- Aim:
Reproduce each line of the material exactly, minus any picture.

Figure record extracts:

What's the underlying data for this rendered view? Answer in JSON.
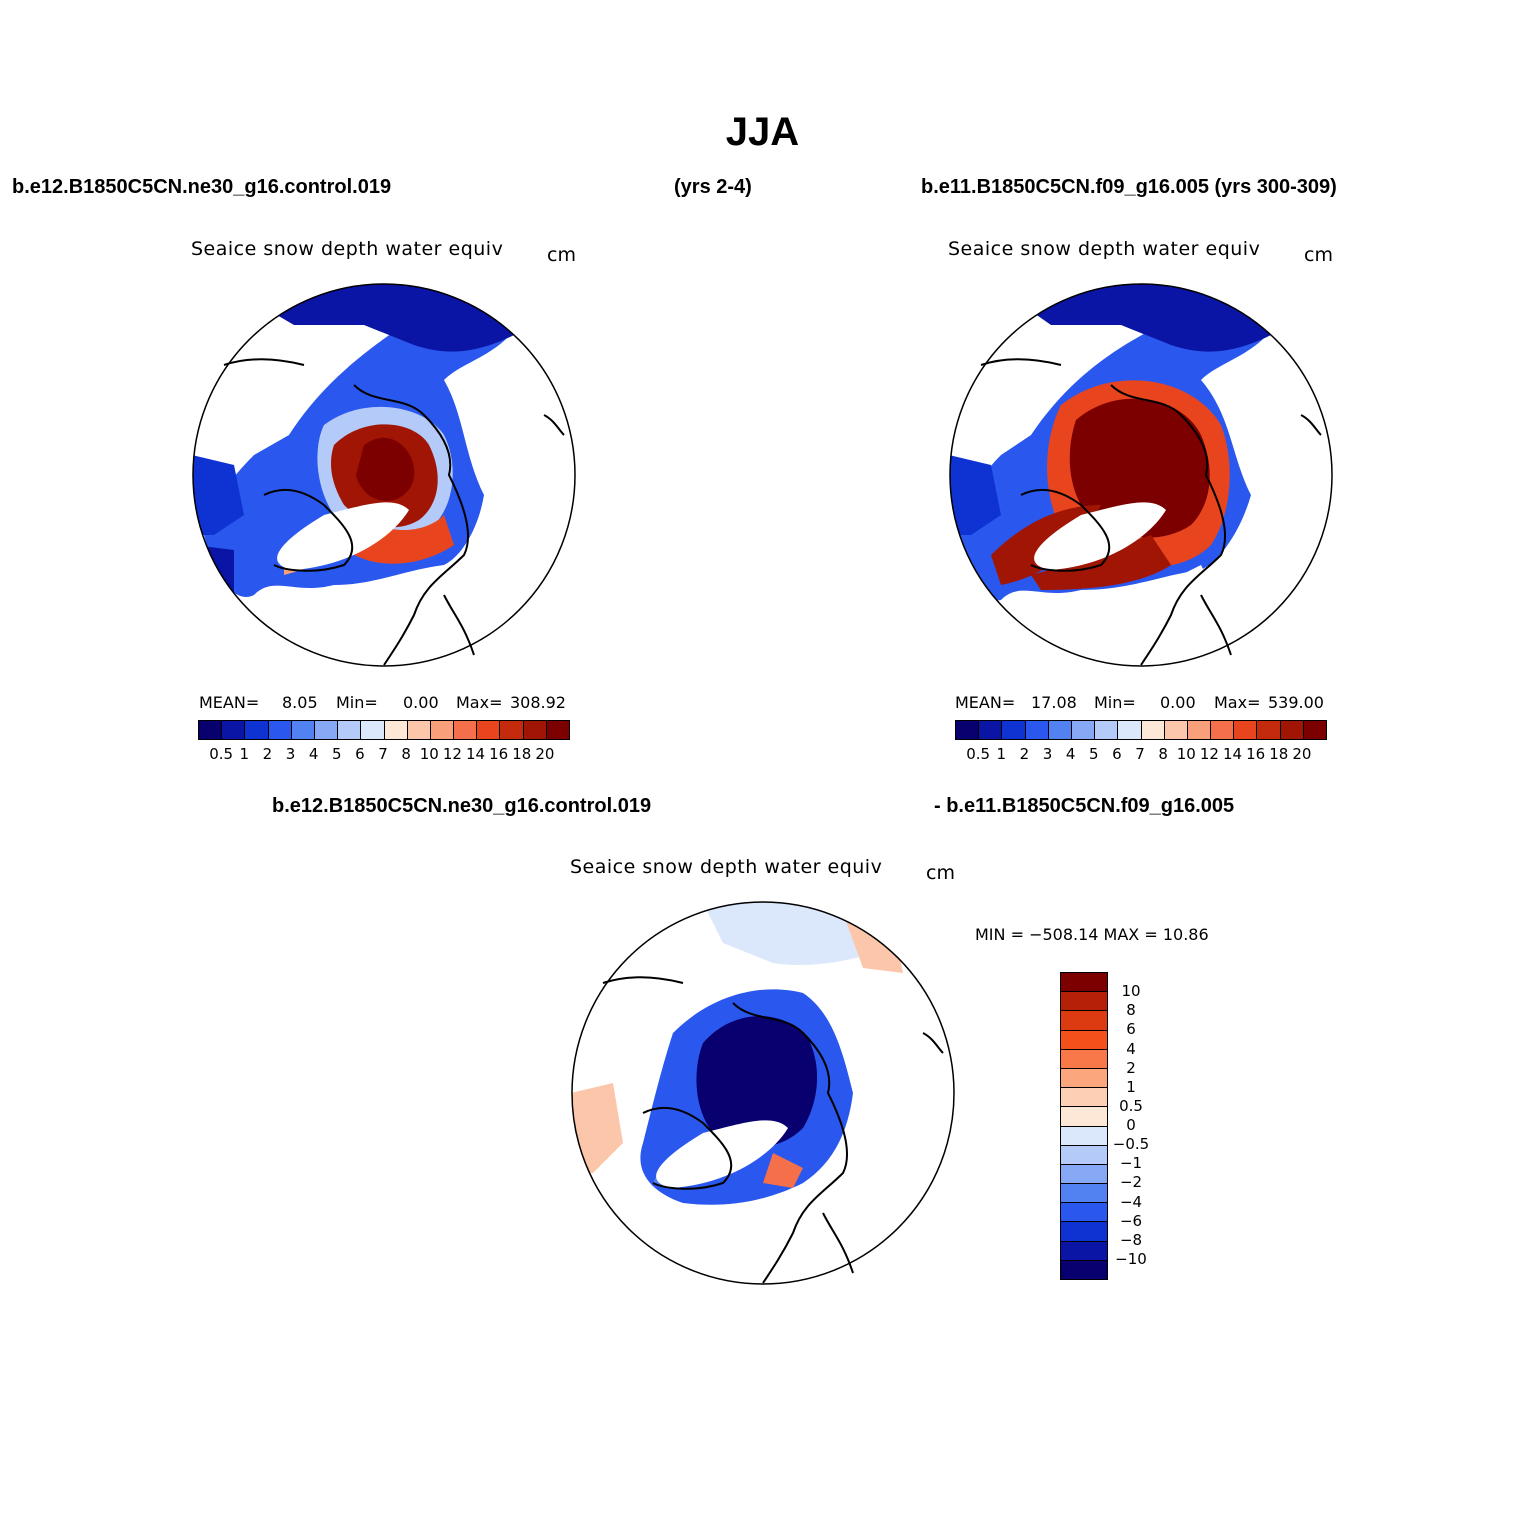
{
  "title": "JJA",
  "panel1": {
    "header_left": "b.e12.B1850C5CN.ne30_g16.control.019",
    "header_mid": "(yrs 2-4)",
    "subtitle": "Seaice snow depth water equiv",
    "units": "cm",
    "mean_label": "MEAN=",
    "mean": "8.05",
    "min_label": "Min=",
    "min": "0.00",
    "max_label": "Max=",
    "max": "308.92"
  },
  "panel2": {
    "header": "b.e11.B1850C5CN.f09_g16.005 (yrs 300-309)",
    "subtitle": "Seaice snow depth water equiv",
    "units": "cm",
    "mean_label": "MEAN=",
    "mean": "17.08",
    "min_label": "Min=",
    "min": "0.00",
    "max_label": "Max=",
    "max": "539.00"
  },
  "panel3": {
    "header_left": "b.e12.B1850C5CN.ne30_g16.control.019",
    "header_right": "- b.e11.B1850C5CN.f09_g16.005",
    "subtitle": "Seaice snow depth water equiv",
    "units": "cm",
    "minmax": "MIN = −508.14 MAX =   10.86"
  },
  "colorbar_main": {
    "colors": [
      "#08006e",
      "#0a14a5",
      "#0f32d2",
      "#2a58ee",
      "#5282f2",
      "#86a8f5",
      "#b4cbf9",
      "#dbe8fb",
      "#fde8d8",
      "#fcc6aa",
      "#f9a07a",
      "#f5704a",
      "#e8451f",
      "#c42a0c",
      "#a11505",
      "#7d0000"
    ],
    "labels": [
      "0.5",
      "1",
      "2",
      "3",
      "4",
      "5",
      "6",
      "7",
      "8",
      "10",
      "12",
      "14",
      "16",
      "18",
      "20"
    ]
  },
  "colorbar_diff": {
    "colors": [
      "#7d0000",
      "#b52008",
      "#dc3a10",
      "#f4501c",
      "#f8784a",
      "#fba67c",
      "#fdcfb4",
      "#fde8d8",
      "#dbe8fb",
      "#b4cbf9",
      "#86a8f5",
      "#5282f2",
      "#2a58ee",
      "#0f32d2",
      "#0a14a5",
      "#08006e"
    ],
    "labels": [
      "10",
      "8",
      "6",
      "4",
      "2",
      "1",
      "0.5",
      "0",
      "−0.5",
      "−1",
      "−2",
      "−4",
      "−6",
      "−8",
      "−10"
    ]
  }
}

- The output:
What's the underlying data for this rendered view? Answer in JSON.
{
  "title": "JJA",
  "panel1": {
    "header_left": "b.e12.B1850C5CN.ne30_g16.control.019",
    "header_mid": "(yrs 2-4)",
    "subtitle": "Seaice snow depth water equiv",
    "units": "cm",
    "mean_label": "MEAN=",
    "mean": "8.05",
    "min_label": "Min=",
    "min": "0.00",
    "max_label": "Max=",
    "max": "308.92"
  },
  "panel2": {
    "header": "b.e11.B1850C5CN.f09_g16.005 (yrs 300-309)",
    "subtitle": "Seaice snow depth water equiv",
    "units": "cm",
    "mean_label": "MEAN=",
    "mean": "17.08",
    "min_label": "Min=",
    "min": "0.00",
    "max_label": "Max=",
    "max": "539.00"
  },
  "panel3": {
    "header_left": "b.e12.B1850C5CN.ne30_g16.control.019",
    "header_right": "- b.e11.B1850C5CN.f09_g16.005",
    "subtitle": "Seaice snow depth water equiv",
    "units": "cm",
    "minmax": "MIN = −508.14 MAX =   10.86"
  },
  "colorbar_main": {
    "colors": [
      "#08006e",
      "#0a14a5",
      "#0f32d2",
      "#2a58ee",
      "#5282f2",
      "#86a8f5",
      "#b4cbf9",
      "#dbe8fb",
      "#fde8d8",
      "#fcc6aa",
      "#f9a07a",
      "#f5704a",
      "#e8451f",
      "#c42a0c",
      "#a11505",
      "#7d0000"
    ],
    "labels": [
      "0.5",
      "1",
      "2",
      "3",
      "4",
      "5",
      "6",
      "7",
      "8",
      "10",
      "12",
      "14",
      "16",
      "18",
      "20"
    ]
  },
  "colorbar_diff": {
    "colors": [
      "#7d0000",
      "#b52008",
      "#dc3a10",
      "#f4501c",
      "#f8784a",
      "#fba67c",
      "#fdcfb4",
      "#fde8d8",
      "#dbe8fb",
      "#b4cbf9",
      "#86a8f5",
      "#5282f2",
      "#2a58ee",
      "#0f32d2",
      "#0a14a5",
      "#08006e"
    ],
    "labels": [
      "10",
      "8",
      "6",
      "4",
      "2",
      "1",
      "0.5",
      "0",
      "−0.5",
      "−1",
      "−2",
      "−4",
      "−6",
      "−8",
      "−10"
    ]
  }
}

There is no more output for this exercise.